Objective
Every line in the listing is to be echoed verbatim.

Excerpted records

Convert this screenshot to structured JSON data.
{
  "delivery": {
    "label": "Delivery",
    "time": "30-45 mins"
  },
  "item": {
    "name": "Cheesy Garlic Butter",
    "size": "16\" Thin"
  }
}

Response for this exercise
Convert this screenshot to structured JSON data.
{
  "delivery": {
    "label": "Delivery",
    "time": "30-45 mins"
  },
  "item": {
    "name": "Cheesy Garlic Butter",
    "size": "16\" Thin"
  }
}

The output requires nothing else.